• [Provided material]

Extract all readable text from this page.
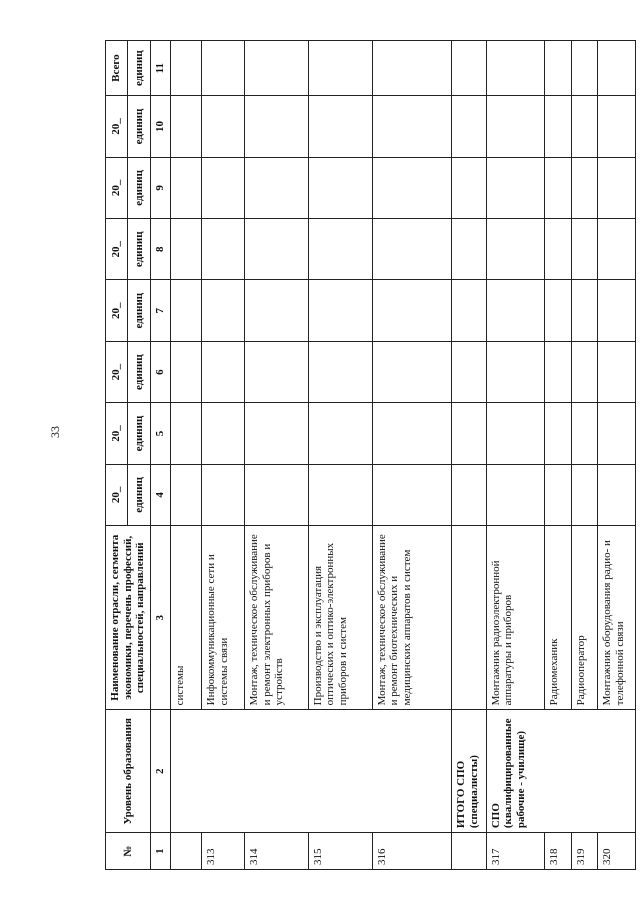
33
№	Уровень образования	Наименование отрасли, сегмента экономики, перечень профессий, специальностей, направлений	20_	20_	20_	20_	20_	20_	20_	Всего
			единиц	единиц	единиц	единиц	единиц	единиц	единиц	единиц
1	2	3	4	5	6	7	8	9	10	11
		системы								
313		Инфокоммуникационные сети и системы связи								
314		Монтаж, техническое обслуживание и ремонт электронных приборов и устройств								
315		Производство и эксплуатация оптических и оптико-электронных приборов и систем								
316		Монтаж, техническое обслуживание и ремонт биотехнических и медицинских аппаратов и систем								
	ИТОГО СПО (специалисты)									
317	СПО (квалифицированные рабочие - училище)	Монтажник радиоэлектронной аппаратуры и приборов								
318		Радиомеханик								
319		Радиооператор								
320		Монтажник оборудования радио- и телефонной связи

• [What is expected]
Your task is to copy the entries in full and exactly, without any images.

• [Output for this task]
Extract all readable text from this page.
33
№	Уровень образования	Наименование отрасли, сегмента экономики, перечень профессий, специальностей, направлений	20_	20_	20_	20_	20_	20_	20_	Всего
			единиц	единиц	единиц	единиц	единиц	единиц	единиц	единиц
1	2	3	4	5	6	7	8	9	10	11
		системы								
313		Инфокоммуникационные сети и системы связи								
314		Монтаж, техническое обслуживание и ремонт электронных приборов и устройств								
315		Производство и эксплуатация оптических и оптико-электронных приборов и систем								
316		Монтаж, техническое обслуживание и ремонт биотехнических и медицинских аппаратов и систем								
	ИТОГО СПО (специалисты)									
317	СПО (квалифицированные рабочие - училище)	Монтажник радиоэлектронной аппаратуры и приборов								
318		Радиомеханик								
319		Радиооператор								
320		Монтажник оборудования радио- и телефонной связи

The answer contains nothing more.